▸ Dataset rows
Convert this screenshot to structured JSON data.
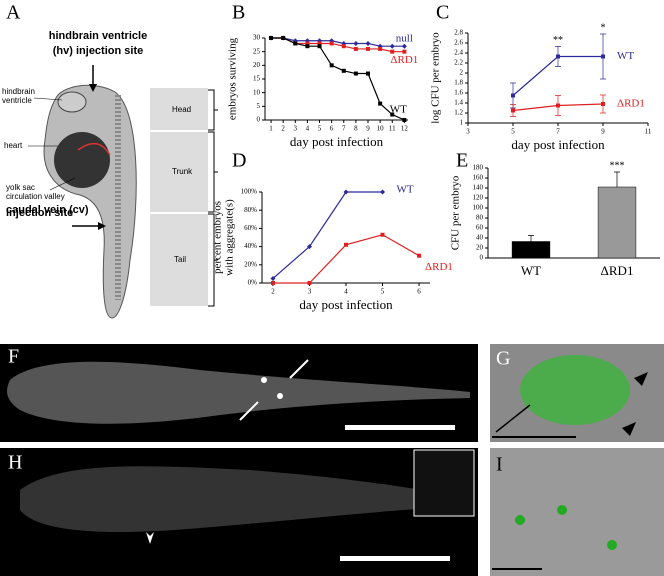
{
  "panel_labels": [
    "A",
    "B",
    "C",
    "D",
    "E",
    "F",
    "G",
    "H",
    "I"
  ],
  "diagram_a": {
    "hv_site": [
      "hindbrain ventricle",
      "(hv) injection site"
    ],
    "hindbrain_ventricle": [
      "hindbrain",
      "ventricle"
    ],
    "heart": "heart",
    "yolk_sac": [
      "yolk sac",
      "circulation valley"
    ],
    "cv_site": [
      "caudal vein (cv)",
      "injection site"
    ],
    "regions": [
      "Head",
      "Trunk",
      "Tail"
    ]
  },
  "chart_data": [
    {
      "type": "line",
      "xlabel": "day post infection",
      "ylabel": "embryos surviving",
      "x": [
        1,
        2,
        3,
        4,
        5,
        6,
        7,
        8,
        9,
        10,
        11,
        12
      ],
      "xlim": [
        0.5,
        12.3
      ],
      "xticks": [
        1,
        2,
        3,
        4,
        5,
        6,
        7,
        8,
        9,
        10,
        11,
        12
      ],
      "ylim": [
        0,
        30
      ],
      "yticks": [
        0,
        5,
        10,
        15,
        20,
        25,
        30
      ],
      "series": [
        {
          "name": "null",
          "color": "#2b2b9c",
          "marker": "diamond",
          "values": [
            30,
            30,
            29,
            29,
            29,
            29,
            28,
            28,
            28,
            27,
            27,
            27
          ]
        },
        {
          "name": "ΔRD1",
          "color": "#e02020",
          "marker": "square",
          "values": [
            30,
            30,
            28,
            28,
            28,
            28,
            27,
            26,
            26,
            26,
            25,
            25
          ]
        },
        {
          "name": "WT",
          "color": "#000000",
          "marker": "square",
          "values": [
            30,
            30,
            28,
            27,
            27,
            20,
            18,
            17,
            17,
            6,
            2,
            0
          ]
        }
      ]
    },
    {
      "type": "line",
      "xlabel": "day post infection",
      "ylabel": "log CFU per embryo",
      "x": [
        5,
        7,
        9
      ],
      "xlim": [
        3,
        11
      ],
      "xticks": [
        3,
        5,
        7,
        9,
        11
      ],
      "ylim": [
        1,
        2.8
      ],
      "yticks": [
        1,
        1.2,
        1.4,
        1.6,
        1.8,
        2,
        2.2,
        2.4,
        2.6,
        2.8
      ],
      "series": [
        {
          "name": "WT",
          "color": "#2b2b9c",
          "marker": "square",
          "values": [
            1.55,
            2.33,
            2.33
          ],
          "errors": [
            0.25,
            0.2,
            0.45
          ],
          "point_annotations": [
            null,
            "**",
            "*"
          ]
        },
        {
          "name": "ΔRD1",
          "color": "#e02020",
          "marker": "square",
          "values": [
            1.25,
            1.35,
            1.38
          ],
          "errors": [
            0.12,
            0.2,
            0.18
          ]
        }
      ]
    },
    {
      "type": "line",
      "xlabel": "day post infection",
      "ylabel": [
        "percent embryos",
        "with aggregate(s)"
      ],
      "x": [
        2,
        3,
        4,
        5,
        6
      ],
      "xlim": [
        1.7,
        6.3
      ],
      "xticks": [
        2,
        3,
        4,
        5,
        6
      ],
      "ylim": [
        0,
        100
      ],
      "yticks": [
        {
          "value": 0,
          "label": "0%"
        },
        {
          "value": 20,
          "label": "20%"
        },
        {
          "value": 40,
          "label": "40%"
        },
        {
          "value": 60,
          "label": "60%"
        },
        {
          "value": 80,
          "label": "80%"
        },
        {
          "value": 100,
          "label": "100%"
        }
      ],
      "series": [
        {
          "name": "WT",
          "color": "#2b2b9c",
          "marker": "diamond",
          "values": [
            5,
            40,
            100,
            100,
            null
          ]
        },
        {
          "name": "ΔRD1",
          "color": "#e02020",
          "marker": "square",
          "values": [
            0,
            0,
            42,
            53,
            30
          ]
        }
      ]
    },
    {
      "type": "bar",
      "ylabel": "CFU per embryo",
      "categories": [
        "WT",
        "ΔRD1"
      ],
      "values": [
        33,
        142
      ],
      "errors": [
        12,
        30
      ],
      "colors": [
        "#000000",
        "#999999"
      ],
      "value_annotations": [
        null,
        "***"
      ],
      "ylim": [
        0,
        180
      ],
      "yticks": [
        0,
        20,
        40,
        60,
        80,
        100,
        120,
        140,
        160,
        180
      ]
    }
  ]
}
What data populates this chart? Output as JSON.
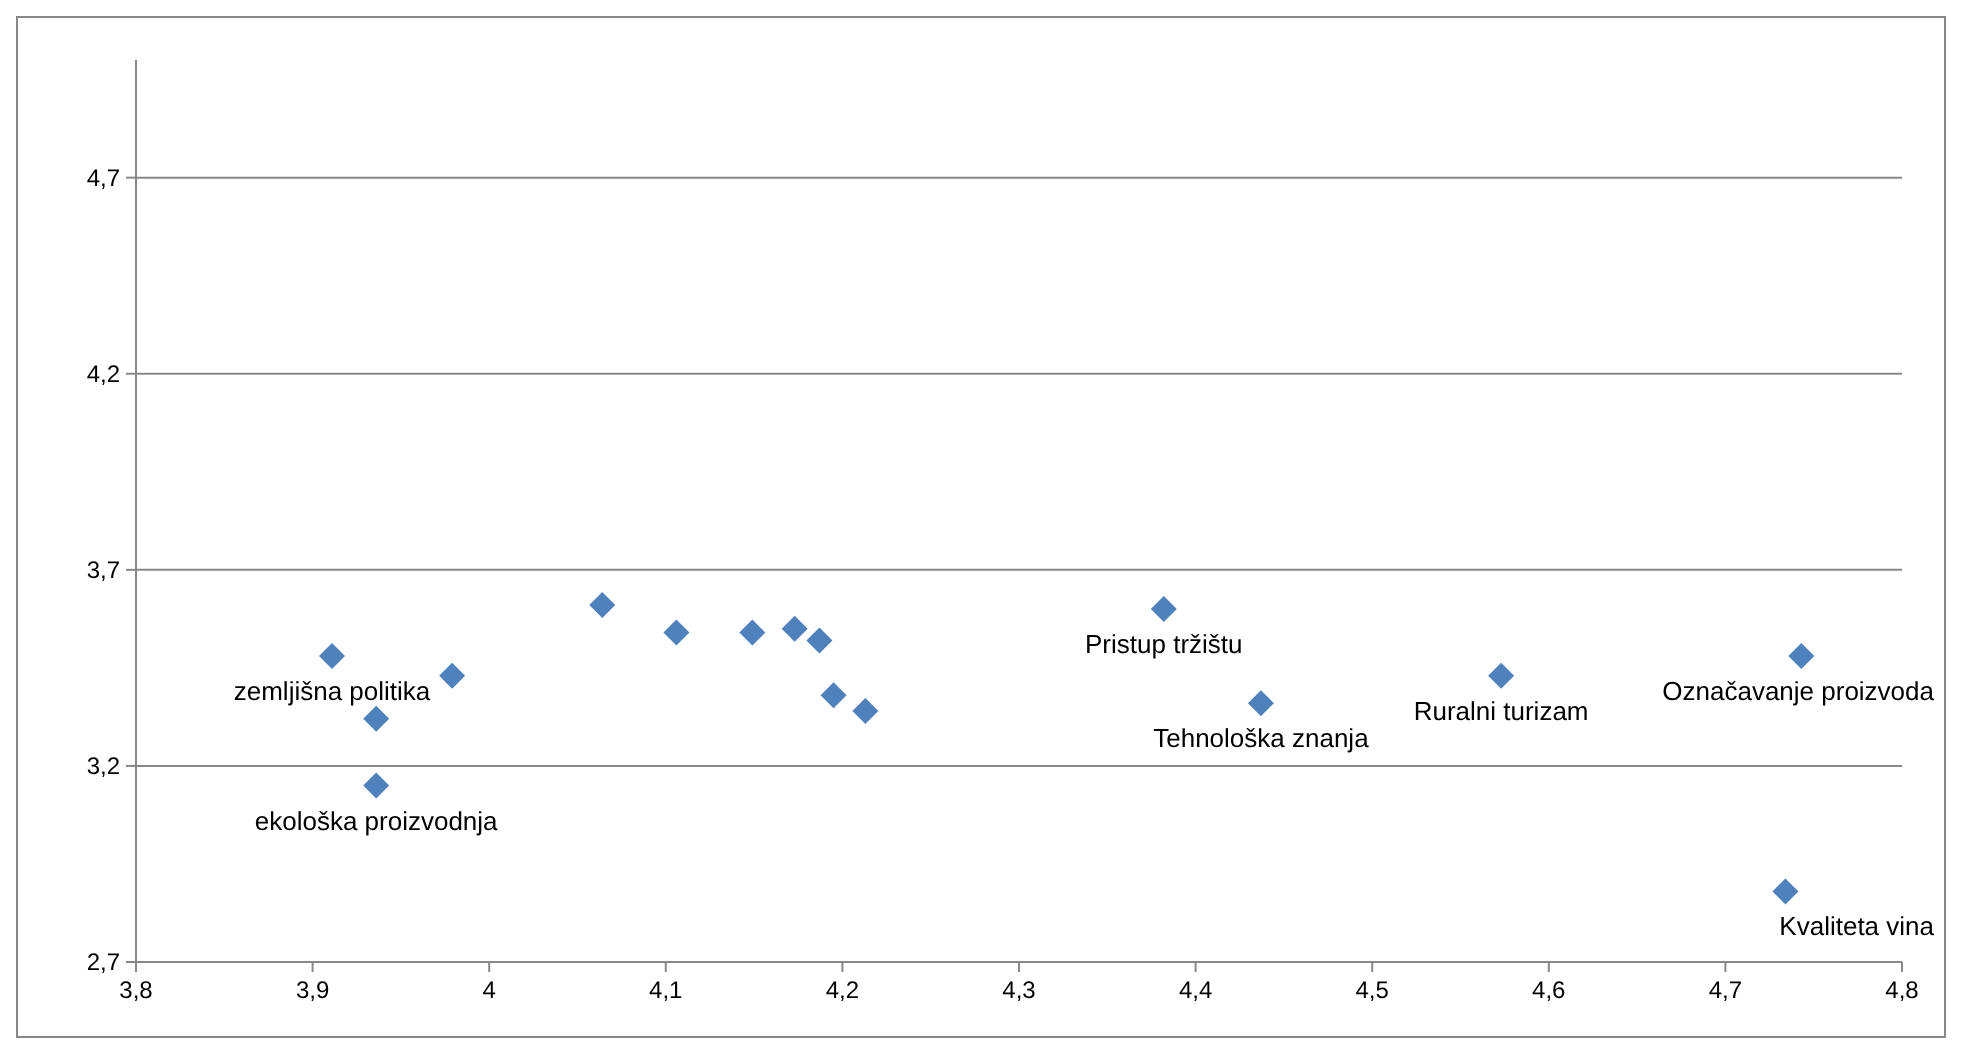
{
  "chart_data": {
    "type": "scatter",
    "marker": "diamond",
    "grid": "y",
    "xlim": [
      3.8,
      4.8
    ],
    "xticks": [
      {
        "value": 3.8,
        "label": "3,8"
      },
      {
        "value": 3.9,
        "label": "3,9"
      },
      {
        "value": 4,
        "label": "4"
      },
      {
        "value": 4.1,
        "label": "4,1"
      },
      {
        "value": 4.2,
        "label": "4,2"
      },
      {
        "value": 4.3,
        "label": "4,3"
      },
      {
        "value": 4.4,
        "label": "4,4"
      },
      {
        "value": 4.5,
        "label": "4,5"
      },
      {
        "value": 4.6,
        "label": "4,6"
      },
      {
        "value": 4.7,
        "label": "4,7"
      },
      {
        "value": 4.8,
        "label": "4,8"
      }
    ],
    "ylim": [
      2.7,
      5.0
    ],
    "yticks": [
      {
        "value": 2.7,
        "label": "2,7"
      },
      {
        "value": 3.2,
        "label": "3,2"
      },
      {
        "value": 3.7,
        "label": "3,7"
      },
      {
        "value": 4.2,
        "label": "4,2"
      },
      {
        "value": 4.7,
        "label": "4,7"
      }
    ],
    "series": [
      {
        "color": "#4f81bd",
        "x": [
          3.911,
          3.936,
          3.936,
          3.979,
          4.064,
          4.106,
          4.149,
          4.173,
          4.187,
          4.195,
          4.213,
          4.382,
          4.437,
          4.573,
          4.743,
          4.734
        ],
        "values": [
          3.48,
          3.32,
          3.15,
          3.43,
          3.61,
          3.54,
          3.54,
          3.55,
          3.52,
          3.38,
          3.34,
          3.6,
          3.36,
          3.43,
          3.48,
          2.88
        ]
      }
    ],
    "annotations": [
      {
        "text": "zemljišna politika",
        "x": 3.911,
        "y": 3.48
      },
      {
        "text": "ekološka proizvodnja",
        "x": 3.936,
        "y": 3.15
      },
      {
        "text": "Pristup tržištu",
        "x": 4.382,
        "y": 3.6
      },
      {
        "text": "Tehnološka znanja",
        "x": 4.437,
        "y": 3.36
      },
      {
        "text": "Ruralni turizam",
        "x": 4.573,
        "y": 3.43
      },
      {
        "text": "Označavanje proizvoda",
        "x": 4.743,
        "y": 3.48
      },
      {
        "text": "Kvaliteta vina",
        "x": 4.734,
        "y": 2.88
      }
    ]
  }
}
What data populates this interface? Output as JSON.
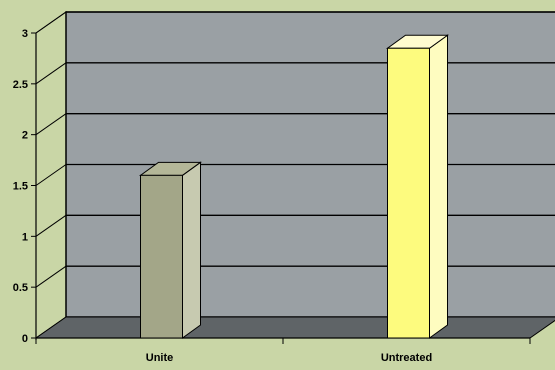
{
  "chart_data": {
    "type": "bar",
    "categories": [
      "Unite",
      "Untreated"
    ],
    "values": [
      1.6,
      2.85
    ],
    "ylim": [
      0,
      3
    ],
    "yticks": [
      "0",
      "0.5",
      "1",
      "1.5",
      "2",
      "2.5",
      "3"
    ],
    "title": "",
    "xlabel": "",
    "ylabel": "",
    "grid": true,
    "legend": "none",
    "style": "3d",
    "colors": {
      "bar_front": [
        "#a3a688",
        "#fdfb7e"
      ],
      "bar_side": [
        "#c7cab0",
        "#fefcc0"
      ],
      "bar_top": [
        "#b4b798",
        "#fffcd0"
      ],
      "plot_back": "#9aa0a4",
      "plot_floor": "#5f6467",
      "page_background": "#c9d6a6"
    }
  }
}
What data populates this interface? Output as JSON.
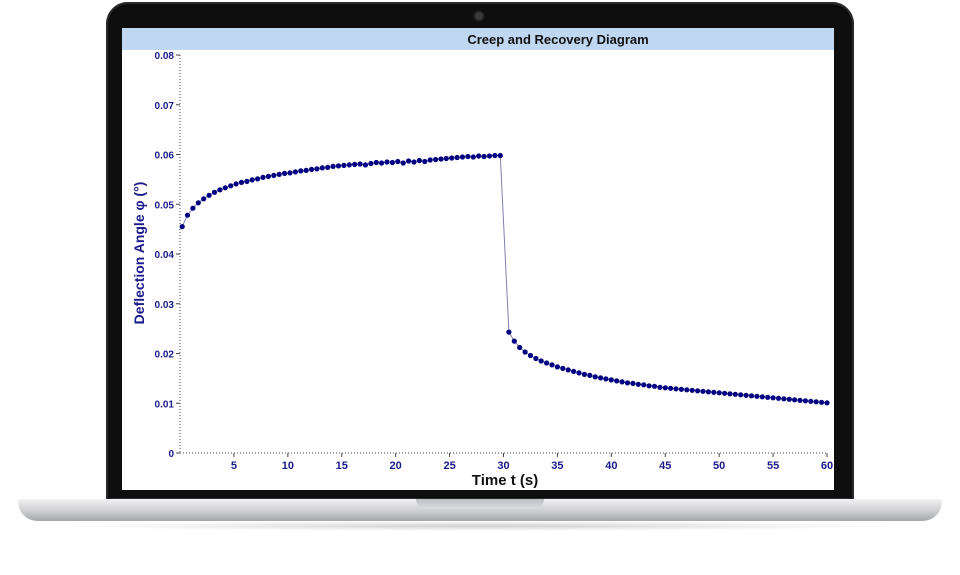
{
  "chart_data": {
    "type": "scatter",
    "title": "Creep and Recovery Diagram",
    "xlabel": "Time t (s)",
    "ylabel": "Deflection Angle φ (°)",
    "xlim": [
      0,
      60
    ],
    "ylim": [
      0,
      0.08
    ],
    "x_ticks": [
      "5",
      "10",
      "15",
      "20",
      "25",
      "30",
      "35",
      "40",
      "45",
      "50",
      "55",
      "60"
    ],
    "y_ticks": [
      "0",
      "0.01",
      "0.02",
      "0.03",
      "0.04",
      "0.05",
      "0.06",
      "0.07",
      "0.08"
    ],
    "series": [
      {
        "color": "#000080",
        "x": [
          0.2,
          0.7,
          1.2,
          1.7,
          2.2,
          2.7,
          3.2,
          3.7,
          4.2,
          4.7,
          5.2,
          5.7,
          6.2,
          6.7,
          7.2,
          7.7,
          8.2,
          8.7,
          9.2,
          9.7,
          10.2,
          10.7,
          11.2,
          11.7,
          12.2,
          12.7,
          13.2,
          13.7,
          14.2,
          14.7,
          15.2,
          15.7,
          16.2,
          16.7,
          17.2,
          17.7,
          18.2,
          18.7,
          19.2,
          19.7,
          20.2,
          20.7,
          21.2,
          21.7,
          22.2,
          22.7,
          23.2,
          23.7,
          24.2,
          24.7,
          25.2,
          25.7,
          26.2,
          26.7,
          27.2,
          27.7,
          28.2,
          28.7,
          29.2,
          29.7,
          30.5,
          31.0,
          31.5,
          32.0,
          32.5,
          33.0,
          33.5,
          34.0,
          34.5,
          35.0,
          35.5,
          36.0,
          36.5,
          37.0,
          37.5,
          38.0,
          38.5,
          39.0,
          39.5,
          40.0,
          40.5,
          41.0,
          41.5,
          42.0,
          42.5,
          43.0,
          43.5,
          44.0,
          44.5,
          45.0,
          45.5,
          46.0,
          46.5,
          47.0,
          47.5,
          48.0,
          48.5,
          49.0,
          49.5,
          50.0,
          50.5,
          51.0,
          51.5,
          52.0,
          52.5,
          53.0,
          53.5,
          54.0,
          54.5,
          55.0,
          55.5,
          56.0,
          56.5,
          57.0,
          57.5,
          58.0,
          58.5,
          59.0,
          59.5,
          60.0
        ],
        "y": [
          0.0455,
          0.0478,
          0.0492,
          0.0503,
          0.0511,
          0.0518,
          0.0524,
          0.0529,
          0.0533,
          0.0537,
          0.0541,
          0.0544,
          0.0546,
          0.0549,
          0.0551,
          0.0554,
          0.0556,
          0.0558,
          0.056,
          0.0562,
          0.0563,
          0.0565,
          0.0567,
          0.0568,
          0.057,
          0.0571,
          0.0573,
          0.0574,
          0.0576,
          0.0577,
          0.0578,
          0.0579,
          0.058,
          0.0581,
          0.0579,
          0.0582,
          0.0584,
          0.0583,
          0.0585,
          0.0584,
          0.0586,
          0.0583,
          0.0587,
          0.0585,
          0.0588,
          0.0586,
          0.0589,
          0.059,
          0.0591,
          0.0592,
          0.0593,
          0.0594,
          0.0595,
          0.0596,
          0.0595,
          0.0597,
          0.0596,
          0.0597,
          0.0598,
          0.0598,
          0.0243,
          0.0225,
          0.0212,
          0.0203,
          0.0196,
          0.019,
          0.0185,
          0.0181,
          0.0177,
          0.0173,
          0.017,
          0.0167,
          0.0164,
          0.0161,
          0.0158,
          0.0156,
          0.0153,
          0.0151,
          0.0149,
          0.0147,
          0.0145,
          0.0143,
          0.0141,
          0.014,
          0.0138,
          0.0137,
          0.0135,
          0.0134,
          0.0132,
          0.0131,
          0.013,
          0.0129,
          0.0128,
          0.0127,
          0.0126,
          0.0125,
          0.0124,
          0.0123,
          0.0122,
          0.0121,
          0.012,
          0.0119,
          0.0118,
          0.0117,
          0.0116,
          0.0115,
          0.0114,
          0.0113,
          0.0112,
          0.0111,
          0.011,
          0.0109,
          0.0108,
          0.0107,
          0.0106,
          0.0105,
          0.0104,
          0.0103,
          0.0102,
          0.0101
        ]
      }
    ],
    "grid": false,
    "line_color": "#8080b0"
  }
}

▸ Task to carry out
Look over the listing. Pull out every line with the string "embryos" in it.

▸ Complete answer
      "ylabel": "embryos surviving",
        "percent embryos",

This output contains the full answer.